REQUIREMENT:
Say how many lines contain "diabetes"; the answer is the number alone.

[BEGIN]

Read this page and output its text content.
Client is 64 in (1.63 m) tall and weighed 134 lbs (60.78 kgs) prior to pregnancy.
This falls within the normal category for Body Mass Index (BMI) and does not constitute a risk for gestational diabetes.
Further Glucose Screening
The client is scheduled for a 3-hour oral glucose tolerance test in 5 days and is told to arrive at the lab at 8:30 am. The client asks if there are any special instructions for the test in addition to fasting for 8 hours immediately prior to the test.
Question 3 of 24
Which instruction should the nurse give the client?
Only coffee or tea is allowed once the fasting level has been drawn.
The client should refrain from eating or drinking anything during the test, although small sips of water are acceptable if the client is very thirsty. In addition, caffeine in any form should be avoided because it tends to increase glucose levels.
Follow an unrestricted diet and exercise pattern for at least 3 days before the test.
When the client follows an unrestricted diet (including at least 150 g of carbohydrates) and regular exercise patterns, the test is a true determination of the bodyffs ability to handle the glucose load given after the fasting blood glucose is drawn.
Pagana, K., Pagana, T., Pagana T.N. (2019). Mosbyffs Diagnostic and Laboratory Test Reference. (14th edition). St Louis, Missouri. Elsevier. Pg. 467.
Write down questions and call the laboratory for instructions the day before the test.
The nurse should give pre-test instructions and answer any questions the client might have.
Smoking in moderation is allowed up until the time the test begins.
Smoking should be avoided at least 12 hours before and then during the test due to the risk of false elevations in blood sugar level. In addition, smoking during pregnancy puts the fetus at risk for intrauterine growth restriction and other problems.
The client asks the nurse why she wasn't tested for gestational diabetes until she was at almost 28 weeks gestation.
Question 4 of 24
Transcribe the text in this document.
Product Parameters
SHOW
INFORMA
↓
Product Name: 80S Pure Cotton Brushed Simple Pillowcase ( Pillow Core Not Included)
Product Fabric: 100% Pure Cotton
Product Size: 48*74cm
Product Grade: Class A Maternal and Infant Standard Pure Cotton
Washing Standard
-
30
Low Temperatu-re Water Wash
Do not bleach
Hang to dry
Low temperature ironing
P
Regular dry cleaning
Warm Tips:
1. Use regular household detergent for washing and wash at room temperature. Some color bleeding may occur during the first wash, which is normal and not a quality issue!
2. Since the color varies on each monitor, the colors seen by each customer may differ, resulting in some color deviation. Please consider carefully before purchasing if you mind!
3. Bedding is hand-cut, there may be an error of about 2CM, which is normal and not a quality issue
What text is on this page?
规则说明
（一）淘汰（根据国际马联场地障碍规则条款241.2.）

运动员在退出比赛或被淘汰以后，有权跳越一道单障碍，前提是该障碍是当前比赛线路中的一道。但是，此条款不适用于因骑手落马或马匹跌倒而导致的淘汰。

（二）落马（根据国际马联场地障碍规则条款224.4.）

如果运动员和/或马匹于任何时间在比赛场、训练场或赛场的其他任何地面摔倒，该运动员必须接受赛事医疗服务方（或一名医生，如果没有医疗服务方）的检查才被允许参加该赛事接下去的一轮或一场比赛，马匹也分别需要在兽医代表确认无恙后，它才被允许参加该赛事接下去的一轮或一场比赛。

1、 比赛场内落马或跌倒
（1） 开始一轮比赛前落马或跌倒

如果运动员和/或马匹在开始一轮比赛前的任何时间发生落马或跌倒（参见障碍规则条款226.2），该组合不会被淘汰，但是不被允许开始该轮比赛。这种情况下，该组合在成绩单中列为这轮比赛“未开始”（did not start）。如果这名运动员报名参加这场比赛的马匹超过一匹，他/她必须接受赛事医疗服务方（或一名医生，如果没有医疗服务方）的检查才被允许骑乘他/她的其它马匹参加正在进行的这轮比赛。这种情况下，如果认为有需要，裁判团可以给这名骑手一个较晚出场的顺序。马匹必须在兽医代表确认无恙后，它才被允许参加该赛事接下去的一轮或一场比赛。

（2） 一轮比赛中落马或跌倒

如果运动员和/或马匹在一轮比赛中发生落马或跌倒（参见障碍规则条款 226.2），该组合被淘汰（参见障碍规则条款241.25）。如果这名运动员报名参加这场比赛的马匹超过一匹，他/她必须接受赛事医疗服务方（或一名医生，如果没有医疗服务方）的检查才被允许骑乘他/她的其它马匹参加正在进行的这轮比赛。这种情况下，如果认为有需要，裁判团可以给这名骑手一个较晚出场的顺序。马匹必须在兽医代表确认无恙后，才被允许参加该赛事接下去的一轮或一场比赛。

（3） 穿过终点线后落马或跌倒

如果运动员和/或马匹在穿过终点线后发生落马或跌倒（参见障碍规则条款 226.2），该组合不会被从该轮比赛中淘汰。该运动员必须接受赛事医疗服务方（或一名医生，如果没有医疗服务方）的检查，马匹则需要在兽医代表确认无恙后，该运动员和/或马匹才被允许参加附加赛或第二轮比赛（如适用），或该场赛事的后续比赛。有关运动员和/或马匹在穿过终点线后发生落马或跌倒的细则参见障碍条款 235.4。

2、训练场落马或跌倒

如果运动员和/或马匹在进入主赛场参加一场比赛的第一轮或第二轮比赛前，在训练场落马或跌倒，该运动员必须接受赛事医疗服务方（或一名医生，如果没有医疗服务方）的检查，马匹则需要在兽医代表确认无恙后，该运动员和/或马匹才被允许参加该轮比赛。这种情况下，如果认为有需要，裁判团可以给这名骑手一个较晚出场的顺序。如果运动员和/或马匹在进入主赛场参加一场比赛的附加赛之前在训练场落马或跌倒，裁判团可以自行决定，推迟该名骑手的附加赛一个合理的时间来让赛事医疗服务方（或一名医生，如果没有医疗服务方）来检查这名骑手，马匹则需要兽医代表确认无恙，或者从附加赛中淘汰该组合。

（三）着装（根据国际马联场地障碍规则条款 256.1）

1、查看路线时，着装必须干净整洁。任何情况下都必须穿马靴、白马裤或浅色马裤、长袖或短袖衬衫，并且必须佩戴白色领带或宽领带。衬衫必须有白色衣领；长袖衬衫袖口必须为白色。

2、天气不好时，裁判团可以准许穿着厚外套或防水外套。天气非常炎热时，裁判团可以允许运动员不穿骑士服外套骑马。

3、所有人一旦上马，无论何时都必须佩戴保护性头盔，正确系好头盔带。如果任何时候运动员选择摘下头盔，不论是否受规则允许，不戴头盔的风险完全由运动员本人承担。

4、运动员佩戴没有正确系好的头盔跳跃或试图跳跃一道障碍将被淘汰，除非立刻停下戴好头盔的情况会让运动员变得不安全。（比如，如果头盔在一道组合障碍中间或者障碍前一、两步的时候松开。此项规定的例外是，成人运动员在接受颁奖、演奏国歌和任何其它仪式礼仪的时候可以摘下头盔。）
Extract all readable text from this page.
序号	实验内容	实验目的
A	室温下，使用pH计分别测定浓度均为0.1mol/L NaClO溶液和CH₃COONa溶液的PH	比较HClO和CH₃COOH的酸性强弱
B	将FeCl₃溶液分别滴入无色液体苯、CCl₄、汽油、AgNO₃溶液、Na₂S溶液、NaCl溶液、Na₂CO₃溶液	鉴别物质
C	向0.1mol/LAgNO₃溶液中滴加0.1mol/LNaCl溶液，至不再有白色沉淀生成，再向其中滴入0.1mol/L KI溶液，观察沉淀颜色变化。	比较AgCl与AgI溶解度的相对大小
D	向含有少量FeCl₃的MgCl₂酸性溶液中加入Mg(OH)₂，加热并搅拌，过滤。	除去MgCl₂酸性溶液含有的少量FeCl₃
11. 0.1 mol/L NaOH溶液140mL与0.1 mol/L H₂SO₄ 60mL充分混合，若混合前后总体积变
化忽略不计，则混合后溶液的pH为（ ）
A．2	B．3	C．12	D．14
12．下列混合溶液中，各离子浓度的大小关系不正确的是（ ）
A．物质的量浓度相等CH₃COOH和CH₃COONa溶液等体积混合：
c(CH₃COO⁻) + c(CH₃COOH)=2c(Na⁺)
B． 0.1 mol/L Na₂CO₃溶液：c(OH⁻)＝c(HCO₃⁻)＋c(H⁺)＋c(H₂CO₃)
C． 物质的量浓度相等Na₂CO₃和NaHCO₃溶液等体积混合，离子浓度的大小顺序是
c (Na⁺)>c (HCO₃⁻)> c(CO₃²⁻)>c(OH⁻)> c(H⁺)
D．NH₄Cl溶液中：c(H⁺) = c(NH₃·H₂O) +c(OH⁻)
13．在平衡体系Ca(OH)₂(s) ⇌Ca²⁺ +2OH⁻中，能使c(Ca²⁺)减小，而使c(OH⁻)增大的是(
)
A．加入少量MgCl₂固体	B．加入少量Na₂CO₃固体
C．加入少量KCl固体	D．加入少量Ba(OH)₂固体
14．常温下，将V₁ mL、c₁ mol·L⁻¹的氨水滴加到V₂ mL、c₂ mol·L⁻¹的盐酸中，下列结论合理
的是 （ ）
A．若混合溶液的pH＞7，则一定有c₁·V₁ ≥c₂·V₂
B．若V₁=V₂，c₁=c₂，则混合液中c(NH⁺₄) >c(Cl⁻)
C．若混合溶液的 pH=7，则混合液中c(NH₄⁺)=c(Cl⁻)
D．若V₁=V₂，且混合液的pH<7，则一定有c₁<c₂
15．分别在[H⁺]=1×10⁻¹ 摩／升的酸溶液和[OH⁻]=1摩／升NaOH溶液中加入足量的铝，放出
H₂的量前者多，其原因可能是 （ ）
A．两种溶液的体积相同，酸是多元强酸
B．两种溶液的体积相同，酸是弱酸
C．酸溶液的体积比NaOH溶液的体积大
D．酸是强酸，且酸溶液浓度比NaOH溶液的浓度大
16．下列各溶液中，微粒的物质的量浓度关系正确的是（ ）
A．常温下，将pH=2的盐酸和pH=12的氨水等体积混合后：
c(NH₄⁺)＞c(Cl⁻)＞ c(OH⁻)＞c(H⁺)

[END]

CORRECT ANSWER:
2